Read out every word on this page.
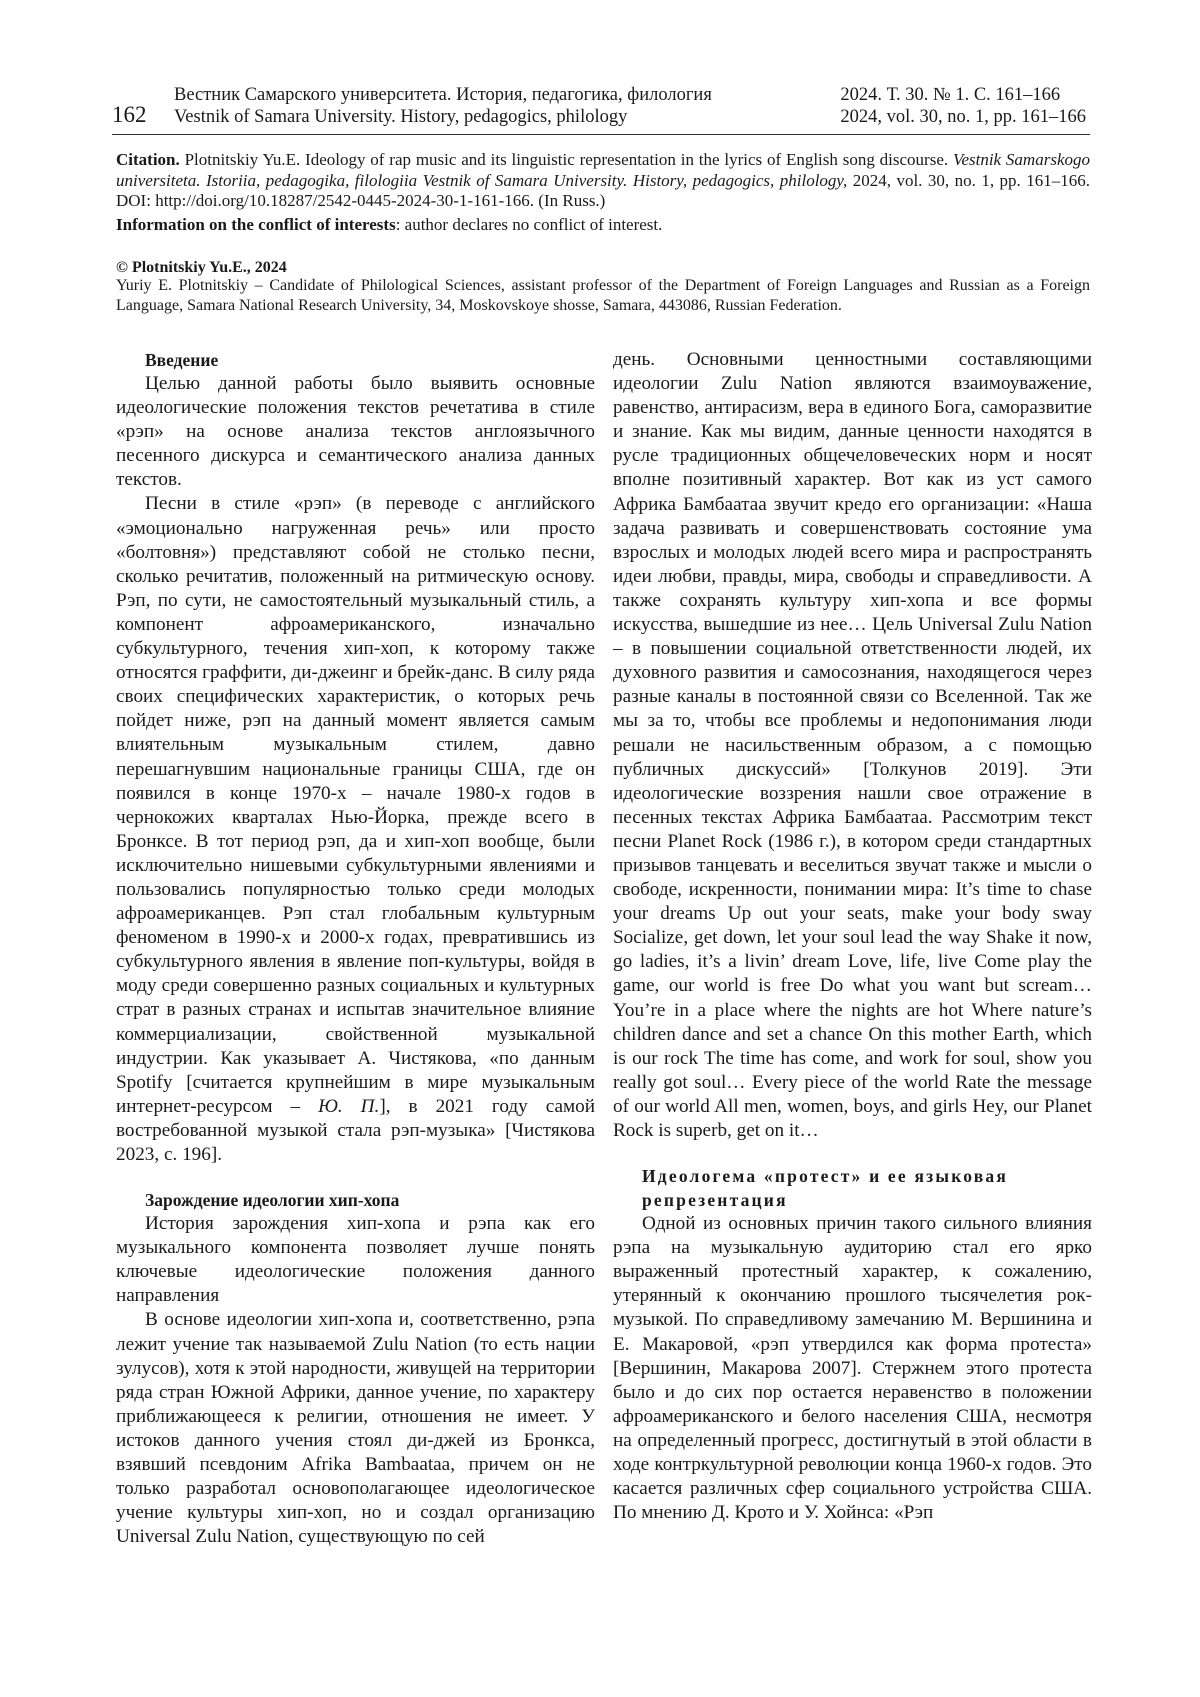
162
Вестник Самарского университета. История, педагогика, филология
Vestnik of Samara University. History, pedagogics, philology
2024. Т. 30. № 1. С. 161–166
2024, vol. 30, no. 1, pp. 161–166
Citation. Plotnitskiy Yu.E. Ideology of rap music and its linguistic representation in the lyrics of English song discourse. Vestnik Samarskogo universiteta. Istoriia, pedagogika, filologiia Vestnik of Samara University. History, pedagogics, philology, 2024, vol. 30, no. 1, pp. 161–166. DOI: http://doi.org/10.18287/2542-0445-2024-30-1-161-166. (In Russ.)
Information on the conflict of interests: author declares no conflict of interest.
© Plotnitskiy Yu.E., 2024
Yuriy E. Plotnitskiy – Candidate of Philological Sciences, assistant professor of the Department of Foreign Languages and Russian as a Foreign Language, Samara National Research University, 34, Moskovskoye shosse, Samara, 443086, Russian Federation.
Введение

Целью данной работы было выявить основные идеологические положения текстов речетатива в стиле «рэп» на основе анализа текстов англоязычного песенного дискурса и семантического анализа данных текстов.

Песни в стиле «рэп» (в переводе с английского «эмоционально нагруженная речь» или просто «болтовня») представляют собой не столько песни, сколько речитатив, положенный на ритмическую основу. Рэп, по сути, не самостоятельный музыкальный стиль, а компонент афроамериканского, изначально субкультурного, течения хип-хоп, к которому также относятся граффити, ди-джеинг и брейк-данс. В силу ряда своих специфических характеристик, о которых речь пойдет ниже, рэп на данный момент является самым влиятельным музыкальным стилем, давно перешагнувшим национальные границы США, где он появился в конце 1970-х – начале 1980-х годов в чернокожих кварталах Нью-Йорка, прежде всего в Бронксе. В тот период рэп, да и хип-хоп вообще, были исключительно нишевыми субкультурными явлениями и пользовались популярностью только среди молодых афроамериканцев. Рэп стал глобальным культурным феноменом в 1990-х и 2000-х годах, превратившись из субкультурного явления в явление поп-культуры, войдя в моду среди совершенно разных социальных и культурных страт в разных странах и испытав значительное влияние коммерциализации, свойственной музыкальной индустрии. Как указывает А. Чистякова, «по данным Spotify [считается крупнейшим в мире музыкальным интернет-ресурсом – Ю. П.], в 2021 году самой востребованной музыкой стала рэп-музыка» [Чистякова 2023, с. 196].

Зарождение идеологии хип-хопа

История зарождения хип-хопа и рэпа как его музыкального компонента позволяет лучше понять ключевые идеологические положения данного направления

В основе идеологии хип-хопа и, соответственно, рэпа лежит учение так называемой Zulu Nation (то есть нации зулусов), хотя к этой народности, живущей на территории ряда стран Южной Африки, данное учение, по характеру приближающееся к религии, отношения не имеет. У истоков данного учения стоял ди-джей из Бронкса, взявший псевдоним Afrika Bambaataa, причем он не только разработал основополагающее идеологическое учение культуры хип-хоп, но и создал организацию Universal Zulu Nation, существующую по сей

день. Основными ценностными составляющими идеологии Zulu Nation являются взаимоуважение, равенство, антирасизм, вера в единого Бога, саморазвитие и знание. Как мы видим, данные ценности находятся в русле традиционных общечеловеческих норм и носят вполне позитивный характер. Вот как из уст самого Африка Бамбаатаа звучит кредо его организации: «Наша задача развивать и совершенствовать состояние ума взрослых и молодых людей всего мира и распространять идеи любви, правды, мира, свободы и справедливости. А также сохранять культуру хип-хопа и все формы искусства, вышедшие из нее… Цель Universal Zulu Nation – в повышении социальной ответственности людей, их духовного развития и самосознания, находящегося через разные каналы в постоянной связи со Вселенной. Так же мы за то, чтобы все проблемы и недопонимания люди решали не насильственным образом, а с помощью публичных дискуссий» [Толкунов 2019]. Эти идеологические воззрения нашли свое отражение в песенных текстах Африка Бамбаатаа. Рассмотрим текст песни Planet Rock (1986 г.), в котором среди стандартных призывов танцевать и веселиться звучат также и мысли о свободе, искренности, понимании мира: It’s time to chase your dreams Up out your seats, make your body sway Socialize, get down, let your soul lead the way Shake it now, go ladies, it’s a livin’ dream Love, life, live Come play the game, our world is free Do what you want but scream… You’re in a place where the nights are hot Where nature’s children dance and set a chance On this mother Earth, which is our rock The time has come, and work for soul, show you really got soul… Every piece of the world Rate the message of our world All men, women, boys, and girls Hey, our Planet Rock is superb, get on it…

Идеологема «протест» и ее языковая репрезентация

Одной из основных причин такого сильного влияния рэпа на музыкальную аудиторию стал его ярко выраженный протестный характер, к сожалению, утерянный к окончанию прошлого тысячелетия рок-музыкой. По справедливому замечанию М. Вершинина и Е. Макаровой, «рэп утвердился как форма протеста» [Вершинин, Макарова 2007]. Стержнем этого протеста было и до сих пор остается неравенство в положении афроамериканского и белого населения США, несмотря на определенный прогресс, достигнутый в этой области в ходе контркультурной революции конца 1960-х годов. Это касается различных сфер социального устройства США. По мнению Д. Крото и У. Хойнса: «Рэп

__________________________________________________

#### PROBLEM DETAILS
Reproduce the records verbatim, omitting all images they contain.

#### COMPLETE OUTPUT
Read out every word on this page.
162
Вестник Самарского университета. История, педагогика, филология
Vestnik of Samara University. History, pedagogics, philology
2024. Т. 30. № 1. С. 161–166
2024, vol. 30, no. 1, pp. 161–166
Citation. Plotnitskiy Yu.E. Ideology of rap music and its linguistic representation in the lyrics of English song discourse. Vestnik Samarskogo universiteta. Istoriia, pedagogika, filologiia Vestnik of Samara University. History, pedagogics, philology, 2024, vol. 30, no. 1, pp. 161–166. DOI: http://doi.org/10.18287/2542-0445-2024-30-1-161-166. (In Russ.)
Information on the conflict of interests: author declares no conflict of interest.
© Plotnitskiy Yu.E., 2024
Yuriy E. Plotnitskiy – Candidate of Philological Sciences, assistant professor of the Department of Foreign Languages and Russian as a Foreign Language, Samara National Research University, 34, Moskovskoye shosse, Samara, 443086, Russian Federation.
Введение

Целью данной работы было выявить основные идеологические положения текстов речетатива в стиле «рэп» на основе анализа текстов англоязычного песенного дискурса и семантического анализа данных текстов.

Песни в стиле «рэп» (в переводе с английского «эмоционально нагруженная речь» или просто «болтовня») представляют собой не столько песни, сколько речитатив, положенный на ритмическую основу. Рэп, по сути, не самостоятельный музыкальный стиль, а компонент афроамериканского, изначально субкультурного, течения хип-хоп, к которому также относятся граффити, ди-джеинг и брейк-данс. В силу ряда своих специфических характеристик, о которых речь пойдет ниже, рэп на данный момент является самым влиятельным музыкальным стилем, давно перешагнувшим национальные границы США, где он появился в конце 1970-х – начале 1980-х годов в чернокожих кварталах Нью-Йорка, прежде всего в Бронксе. В тот период рэп, да и хип-хоп вообще, были исключительно нишевыми субкультурными явлениями и пользовались популярностью только среди молодых афроамериканцев. Рэп стал глобальным культурным феноменом в 1990-х и 2000-х годах, превратившись из субкультурного явления в явление поп-культуры, войдя в моду среди совершенно разных социальных и культурных страт в разных странах и испытав значительное влияние коммерциализации, свойственной музыкальной индустрии. Как указывает А. Чистякова, «по данным Spotify [считается крупнейшим в мире музыкальным интернет-ресурсом – Ю. П.], в 2021 году самой востребованной музыкой стала рэп-музыка» [Чистякова 2023, с. 196].

Зарождение идеологии хип-хопа

История зарождения хип-хопа и рэпа как его музыкального компонента позволяет лучше понять ключевые идеологические положения данного направления

В основе идеологии хип-хопа и, соответственно, рэпа лежит учение так называемой Zulu Nation (то есть нации зулусов), хотя к этой народности, живущей на территории ряда стран Южной Африки, данное учение, по характеру приближающееся к религии, отношения не имеет. У истоков данного учения стоял ди-джей из Бронкса, взявший псевдоним Afrika Bambaataa, причем он не только разработал основополагающее идеологическое учение культуры хип-хоп, но и создал организацию Universal Zulu Nation, существующую по сей

день. Основными ценностными составляющими идеологии Zulu Nation являются взаимоуважение, равенство, антирасизм, вера в единого Бога, саморазвитие и знание. Как мы видим, данные ценности находятся в русле традиционных общечеловеческих норм и носят вполне позитивный характер. Вот как из уст самого Африка Бамбаатаа звучит кредо его организации: «Наша задача развивать и совершенствовать состояние ума взрослых и молодых людей всего мира и распространять идеи любви, правды, мира, свободы и справедливости. А также сохранять культуру хип-хопа и все формы искусства, вышедшие из нее… Цель Universal Zulu Nation – в повышении социальной ответственности людей, их духовного развития и самосознания, находящегося через разные каналы в постоянной связи со Вселенной. Так же мы за то, чтобы все проблемы и недопонимания люди решали не насильственным образом, а с помощью публичных дискуссий» [Толкунов 2019]. Эти идеологические воззрения нашли свое отражение в песенных текстах Африка Бамбаатаа. Рассмотрим текст песни Planet Rock (1986 г.), в котором среди стандартных призывов танцевать и веселиться звучат также и мысли о свободе, искренности, понимании мира: It’s time to chase your dreams Up out your seats, make your body sway Socialize, get down, let your soul lead the way Shake it now, go ladies, it’s a livin’ dream Love, life, live Come play the game, our world is free Do what you want but scream… You’re in a place where the nights are hot Where nature’s children dance and set a chance On this mother Earth, which is our rock The time has come, and work for soul, show you really got soul… Every piece of the world Rate the message of our world All men, women, boys, and girls Hey, our Planet Rock is superb, get on it…

Идеологема «протест» и ее языковая репрезентация

Одной из основных причин такого сильного влияния рэпа на музыкальную аудиторию стал его ярко выраженный протестный характер, к сожалению, утерянный к окончанию прошлого тысячелетия рок-музыкой. По справедливому замечанию М. Вершинина и Е. Макаровой, «рэп утвердился как форма протеста» [Вершинин, Макарова 2007]. Стержнем этого протеста было и до сих пор остается неравенство в положении афроамериканского и белого населения США, несмотря на определенный прогресс, достигнутый в этой области в ходе контркультурной революции конца 1960-х годов. Это касается различных сфер социального устройства США. По мнению Д. Крото и У. Хойнса: «Рэп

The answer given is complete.